[A block of data]
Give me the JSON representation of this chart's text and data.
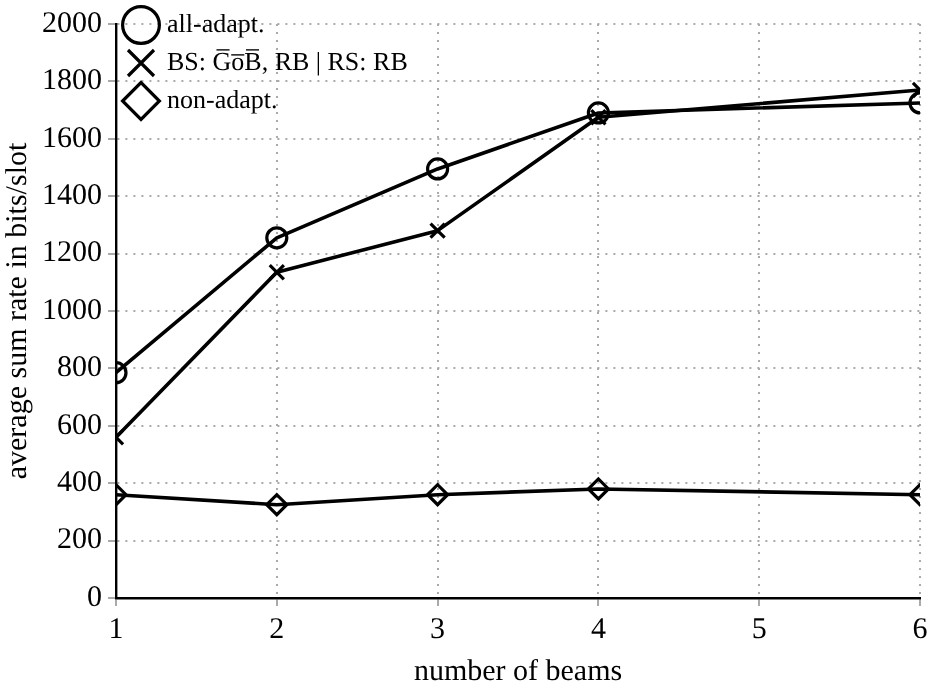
{
  "chart_data": {
    "type": "line",
    "xlabel": "number of beams",
    "ylabel": "average sum rate in bits/slot",
    "x": [
      1,
      2,
      3,
      4,
      6
    ],
    "series": [
      {
        "name": "all-adapt.",
        "color": "#000000",
        "marker": "circle",
        "values": [
          785,
          1255,
          1495,
          1690,
          1725
        ]
      },
      {
        "name": "BS: G̅o̅B̅, RB | RS: RB",
        "color": "#000000",
        "marker": "cross",
        "values": [
          560,
          1135,
          1280,
          1675,
          1770
        ]
      },
      {
        "name": "non-adapt.",
        "color": "#000000",
        "marker": "diamond",
        "values": [
          360,
          325,
          360,
          380,
          360
        ]
      }
    ],
    "xlim": [
      1,
      6
    ],
    "xticks": [
      1,
      2,
      3,
      4,
      5,
      6
    ],
    "ylim": [
      0,
      2000
    ],
    "yticks": [
      0,
      200,
      400,
      600,
      800,
      1000,
      1200,
      1400,
      1600,
      1800,
      2000
    ],
    "grid": true,
    "legend": "top left",
    "line_style": "solid"
  }
}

** Short exercise **
From the entries above, pull out each line that includes "marker".

** Finished task **
        "marker": "circle",
        "marker": "cross",
        "marker": "diamond",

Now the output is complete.